■ **Work to complete**
Copy out the listing exactly.

■ **The input**
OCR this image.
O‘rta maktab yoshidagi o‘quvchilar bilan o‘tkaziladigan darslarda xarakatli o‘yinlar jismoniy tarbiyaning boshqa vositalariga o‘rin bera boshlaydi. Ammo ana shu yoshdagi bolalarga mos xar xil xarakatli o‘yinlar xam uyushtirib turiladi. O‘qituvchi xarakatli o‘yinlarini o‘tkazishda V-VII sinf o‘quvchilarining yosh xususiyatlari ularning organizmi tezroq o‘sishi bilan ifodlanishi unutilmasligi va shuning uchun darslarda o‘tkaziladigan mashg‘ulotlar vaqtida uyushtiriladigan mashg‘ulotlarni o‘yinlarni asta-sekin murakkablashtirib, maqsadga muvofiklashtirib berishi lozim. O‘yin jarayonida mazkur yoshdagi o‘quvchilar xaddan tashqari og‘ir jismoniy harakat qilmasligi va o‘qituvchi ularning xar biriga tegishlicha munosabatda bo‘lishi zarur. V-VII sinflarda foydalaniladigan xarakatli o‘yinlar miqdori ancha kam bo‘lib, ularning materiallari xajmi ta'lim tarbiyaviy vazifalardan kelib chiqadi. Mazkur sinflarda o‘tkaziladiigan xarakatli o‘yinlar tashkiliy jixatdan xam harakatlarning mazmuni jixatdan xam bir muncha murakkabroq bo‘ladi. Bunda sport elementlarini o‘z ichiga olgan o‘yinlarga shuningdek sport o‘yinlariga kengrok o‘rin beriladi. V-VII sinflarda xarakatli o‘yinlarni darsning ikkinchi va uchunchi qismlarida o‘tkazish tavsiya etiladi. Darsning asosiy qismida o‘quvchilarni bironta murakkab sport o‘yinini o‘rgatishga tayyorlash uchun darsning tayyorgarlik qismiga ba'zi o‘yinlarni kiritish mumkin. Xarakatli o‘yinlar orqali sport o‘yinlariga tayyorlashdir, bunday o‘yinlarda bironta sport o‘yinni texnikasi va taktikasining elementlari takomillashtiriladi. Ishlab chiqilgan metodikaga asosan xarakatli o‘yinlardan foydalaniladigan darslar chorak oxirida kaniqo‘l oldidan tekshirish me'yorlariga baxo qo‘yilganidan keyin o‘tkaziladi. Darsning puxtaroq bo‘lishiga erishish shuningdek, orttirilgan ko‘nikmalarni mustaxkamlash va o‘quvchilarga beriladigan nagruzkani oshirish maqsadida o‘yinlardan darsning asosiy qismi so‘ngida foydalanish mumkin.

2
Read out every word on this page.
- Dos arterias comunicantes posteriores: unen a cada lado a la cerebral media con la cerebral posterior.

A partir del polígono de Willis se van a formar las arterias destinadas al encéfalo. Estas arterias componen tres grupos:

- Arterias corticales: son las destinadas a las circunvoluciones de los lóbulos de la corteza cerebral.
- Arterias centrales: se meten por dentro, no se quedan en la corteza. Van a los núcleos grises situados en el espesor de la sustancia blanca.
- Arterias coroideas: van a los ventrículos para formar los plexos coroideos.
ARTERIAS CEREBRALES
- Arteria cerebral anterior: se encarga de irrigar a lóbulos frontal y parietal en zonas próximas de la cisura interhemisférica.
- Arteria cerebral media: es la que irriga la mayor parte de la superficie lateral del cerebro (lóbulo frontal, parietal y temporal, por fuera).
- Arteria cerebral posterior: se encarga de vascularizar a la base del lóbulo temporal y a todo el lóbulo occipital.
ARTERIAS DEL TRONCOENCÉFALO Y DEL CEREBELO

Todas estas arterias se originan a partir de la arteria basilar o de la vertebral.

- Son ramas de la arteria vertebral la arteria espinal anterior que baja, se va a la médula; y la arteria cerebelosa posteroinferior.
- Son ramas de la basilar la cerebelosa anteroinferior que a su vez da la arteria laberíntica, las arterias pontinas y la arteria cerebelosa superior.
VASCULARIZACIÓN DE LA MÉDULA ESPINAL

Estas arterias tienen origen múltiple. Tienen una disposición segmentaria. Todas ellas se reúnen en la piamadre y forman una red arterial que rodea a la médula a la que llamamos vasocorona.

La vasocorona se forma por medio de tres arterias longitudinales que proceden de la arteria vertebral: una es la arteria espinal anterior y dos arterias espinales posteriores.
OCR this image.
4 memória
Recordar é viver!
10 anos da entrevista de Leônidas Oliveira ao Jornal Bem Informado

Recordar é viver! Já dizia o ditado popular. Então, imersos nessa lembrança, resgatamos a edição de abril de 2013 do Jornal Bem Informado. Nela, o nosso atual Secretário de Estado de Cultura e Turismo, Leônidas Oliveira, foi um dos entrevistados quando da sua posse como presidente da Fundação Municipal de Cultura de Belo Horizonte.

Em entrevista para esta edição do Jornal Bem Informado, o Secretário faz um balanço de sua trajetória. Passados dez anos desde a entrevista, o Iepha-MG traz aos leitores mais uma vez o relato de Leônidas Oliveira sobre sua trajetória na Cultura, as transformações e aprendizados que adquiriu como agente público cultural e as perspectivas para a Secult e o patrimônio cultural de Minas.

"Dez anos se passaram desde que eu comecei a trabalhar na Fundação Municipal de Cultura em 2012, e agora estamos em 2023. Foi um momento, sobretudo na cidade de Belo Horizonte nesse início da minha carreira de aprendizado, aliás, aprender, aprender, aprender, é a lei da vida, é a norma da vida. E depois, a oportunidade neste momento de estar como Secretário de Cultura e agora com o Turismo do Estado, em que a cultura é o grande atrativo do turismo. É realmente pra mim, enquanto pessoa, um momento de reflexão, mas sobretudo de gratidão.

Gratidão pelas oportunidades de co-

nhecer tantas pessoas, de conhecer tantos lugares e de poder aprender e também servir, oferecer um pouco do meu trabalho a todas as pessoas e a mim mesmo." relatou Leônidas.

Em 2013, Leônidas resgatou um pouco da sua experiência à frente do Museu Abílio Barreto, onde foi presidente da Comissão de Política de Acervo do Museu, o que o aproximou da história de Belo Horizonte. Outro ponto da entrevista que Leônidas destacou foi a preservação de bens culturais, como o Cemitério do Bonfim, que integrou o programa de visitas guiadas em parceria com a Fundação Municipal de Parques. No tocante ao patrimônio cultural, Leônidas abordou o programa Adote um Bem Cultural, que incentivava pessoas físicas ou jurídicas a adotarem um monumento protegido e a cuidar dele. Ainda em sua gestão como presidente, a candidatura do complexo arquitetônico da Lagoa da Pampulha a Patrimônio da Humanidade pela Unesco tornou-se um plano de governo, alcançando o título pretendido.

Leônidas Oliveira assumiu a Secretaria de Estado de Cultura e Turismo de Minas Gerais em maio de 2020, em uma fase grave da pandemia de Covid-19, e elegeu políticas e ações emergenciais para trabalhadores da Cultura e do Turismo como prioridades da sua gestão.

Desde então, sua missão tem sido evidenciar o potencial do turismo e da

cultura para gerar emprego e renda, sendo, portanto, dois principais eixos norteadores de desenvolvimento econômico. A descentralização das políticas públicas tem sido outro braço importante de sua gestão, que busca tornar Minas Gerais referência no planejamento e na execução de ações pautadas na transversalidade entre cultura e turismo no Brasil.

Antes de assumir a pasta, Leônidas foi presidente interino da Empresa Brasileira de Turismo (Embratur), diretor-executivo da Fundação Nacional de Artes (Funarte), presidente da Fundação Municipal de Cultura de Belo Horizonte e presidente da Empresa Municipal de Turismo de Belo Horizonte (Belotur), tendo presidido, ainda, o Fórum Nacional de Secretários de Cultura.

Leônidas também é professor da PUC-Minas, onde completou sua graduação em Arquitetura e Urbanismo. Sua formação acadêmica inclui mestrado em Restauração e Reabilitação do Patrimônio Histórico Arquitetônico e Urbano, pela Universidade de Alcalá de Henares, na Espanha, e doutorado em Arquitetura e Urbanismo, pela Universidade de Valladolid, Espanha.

■ **Final answer**
OCR this image.
O‘rta maktab yoshidagi o‘quvchilar bilan o‘tkaziladigan darslarda xarakatli o‘yinlar jismoniy tarbiyaning boshqa vositalariga o‘rin bera boshlaydi. Ammo ana shu yoshdagi bolalarga mos xar xil xarakatli o‘yinlar xam uyushtirib turiladi. O‘qituvchi xarakatli o‘yinlarini o‘tkazishda V-VII sinf o‘quvchilarining yosh xususiyatlari ularning organizmi tezroq o‘sishi bilan ifodlanishi unutilmasligi va shuning uchun darslarda o‘tkaziladigan mashg‘ulotlar vaqtida uyushtiriladigan mashg‘ulotlarni o‘yinlarni asta-sekin murakkablashtirib, maqsadga muvofiklashtirib berishi lozim. O‘yin jarayonida mazkur yoshdagi o‘quvchilar xaddan tashqari og‘ir jismoniy harakat qilmasligi va o‘qituvchi ularning xar biriga tegishlicha munosabatda bo‘lishi zarur. V-VII sinflarda foydalaniladigan xarakatli o‘yinlar miqdori ancha kam bo‘lib, ularning materiallari xajmi ta'lim tarbiyaviy vazifalardan kelib chiqadi. Mazkur sinflarda o‘tkaziladiigan xarakatli o‘yinlar tashkiliy jixatdan xam harakatlarning mazmuni jixatdan xam bir muncha murakkabroq bo‘ladi. Bunda sport elementlarini o‘z ichiga olgan o‘yinlarga shuningdek sport o‘yinlariga kengrok o‘rin beriladi. V-VII sinflarda xarakatli o‘yinlarni darsning ikkinchi va uchunchi qismlarida o‘tkazish tavsiya etiladi. Darsning asosiy qismida o‘quvchilarni bironta murakkab sport o‘yinini o‘rgatishga tayyorlash uchun darsning tayyorgarlik qismiga ba'zi o‘yinlarni kiritish mumkin. Xarakatli o‘yinlar orqali sport o‘yinlariga tayyorlashdir, bunday o‘yinlarda bironta sport o‘yinni texnikasi va taktikasining elementlari takomillashtiriladi. Ishlab chiqilgan metodikaga asosan xarakatli o‘yinlardan foydalaniladigan darslar chorak oxirida kaniqo‘l oldidan tekshirish me'yorlariga baxo qo‘yilganidan keyin o‘tkaziladi. Darsning puxtaroq bo‘lishiga erishish shuningdek, orttirilgan ko‘nikmalarni mustaxkamlash va o‘quvchilarga beriladigan nagruzkani oshirish maqsadida o‘yinlardan darsning asosiy qismi so‘ngida foydalanish mumkin.

2
Read out every word on this page.
- Dos arterias comunicantes posteriores: unen a cada lado a la cerebral media con la cerebral posterior.

A partir del polígono de Willis se van a formar las arterias destinadas al encéfalo. Estas arterias componen tres grupos:

- Arterias corticales: son las destinadas a las circunvoluciones de los lóbulos de la corteza cerebral.
- Arterias centrales: se meten por dentro, no se quedan en la corteza. Van a los núcleos grises situados en el espesor de la sustancia blanca.
- Arterias coroideas: van a los ventrículos para formar los plexos coroideos.
ARTERIAS CEREBRALES
- Arteria cerebral anterior: se encarga de irrigar a lóbulos frontal y parietal en zonas próximas de la cisura interhemisférica.
- Arteria cerebral media: es la que irriga la mayor parte de la superficie lateral del cerebro (lóbulo frontal, parietal y temporal, por fuera).
- Arteria cerebral posterior: se encarga de vascularizar a la base del lóbulo temporal y a todo el lóbulo occipital.
ARTERIAS DEL TRONCOENCÉFALO Y DEL CEREBELO

Todas estas arterias se originan a partir de la arteria basilar o de la vertebral.

- Son ramas de la arteria vertebral la arteria espinal anterior que baja, se va a la médula; y la arteria cerebelosa posteroinferior.
- Son ramas de la basilar la cerebelosa anteroinferior que a su vez da la arteria laberíntica, las arterias pontinas y la arteria cerebelosa superior.
VASCULARIZACIÓN DE LA MÉDULA ESPINAL

Estas arterias tienen origen múltiple. Tienen una disposición segmentaria. Todas ellas se reúnen en la piamadre y forman una red arterial que rodea a la médula a la que llamamos vasocorona.

La vasocorona se forma por medio de tres arterias longitudinales que proceden de la arteria vertebral: una es la arteria espinal anterior y dos arterias espinales posteriores.
OCR this image.
4 memória
Recordar é viver!
10 anos da entrevista de Leônidas Oliveira ao Jornal Bem Informado

Recordar é viver! Já dizia o ditado popular. Então, imersos nessa lembrança, resgatamos a edição de abril de 2013 do Jornal Bem Informado. Nela, o nosso atual Secretário de Estado de Cultura e Turismo, Leônidas Oliveira, foi um dos entrevistados quando da sua posse como presidente da Fundação Municipal de Cultura de Belo Horizonte.

Em entrevista para esta edição do Jornal Bem Informado, o Secretário faz um balanço de sua trajetória. Passados dez anos desde a entrevista, o Iepha-MG traz aos leitores mais uma vez o relato de Leônidas Oliveira sobre sua trajetória na Cultura, as transformações e aprendizados que adquiriu como agente público cultural e as perspectivas para a Secult e o patrimônio cultural de Minas.

"Dez anos se passaram desde que eu comecei a trabalhar na Fundação Municipal de Cultura em 2012, e agora estamos em 2023. Foi um momento, sobretudo na cidade de Belo Horizonte nesse início da minha carreira de aprendizado, aliás, aprender, aprender, aprender, é a lei da vida, é a norma da vida. E depois, a oportunidade neste momento de estar como Secretário de Cultura e agora com o Turismo do Estado, em que a cultura é o grande atrativo do turismo. É realmente pra mim, enquanto pessoa, um momento de reflexão, mas sobretudo de gratidão.

Gratidão pelas oportunidades de co-

nhecer tantas pessoas, de conhecer tantos lugares e de poder aprender e também servir, oferecer um pouco do meu trabalho a todas as pessoas e a mim mesmo." relatou Leônidas.

Em 2013, Leônidas resgatou um pouco da sua experiência à frente do Museu Abílio Barreto, onde foi presidente da Comissão de Política de Acervo do Museu, o que o aproximou da história de Belo Horizonte. Outro ponto da entrevista que Leônidas destacou foi a preservação de bens culturais, como o Cemitério do Bonfim, que integrou o programa de visitas guiadas em parceria com a Fundação Municipal de Parques. No tocante ao patrimônio cultural, Leônidas abordou o programa Adote um Bem Cultural, que incentivava pessoas físicas ou jurídicas a adotarem um monumento protegido e a cuidar dele. Ainda em sua gestão como presidente, a candidatura do complexo arquitetônico da Lagoa da Pampulha a Patrimônio da Humanidade pela Unesco tornou-se um plano de governo, alcançando o título pretendido.

Leônidas Oliveira assumiu a Secretaria de Estado de Cultura e Turismo de Minas Gerais em maio de 2020, em uma fase grave da pandemia de Covid-19, e elegeu políticas e ações emergenciais para trabalhadores da Cultura e do Turismo como prioridades da sua gestão.

Desde então, sua missão tem sido evidenciar o potencial do turismo e da

cultura para gerar emprego e renda, sendo, portanto, dois principais eixos norteadores de desenvolvimento econômico. A descentralização das políticas públicas tem sido outro braço importante de sua gestão, que busca tornar Minas Gerais referência no planejamento e na execução de ações pautadas na transversalidade entre cultura e turismo no Brasil.

Antes de assumir a pasta, Leônidas foi presidente interino da Empresa Brasileira de Turismo (Embratur), diretor-executivo da Fundação Nacional de Artes (Funarte), presidente da Fundação Municipal de Cultura de Belo Horizonte e presidente da Empresa Municipal de Turismo de Belo Horizonte (Belotur), tendo presidido, ainda, o Fórum Nacional de Secretários de Cultura.

Leônidas também é professor da PUC-Minas, onde completou sua graduação em Arquitetura e Urbanismo. Sua formação acadêmica inclui mestrado em Restauração e Reabilitação do Patrimônio Histórico Arquitetônico e Urbano, pela Universidade de Alcalá de Henares, na Espanha, e doutorado em Arquitetura e Urbanismo, pela Universidade de Valladolid, Espanha.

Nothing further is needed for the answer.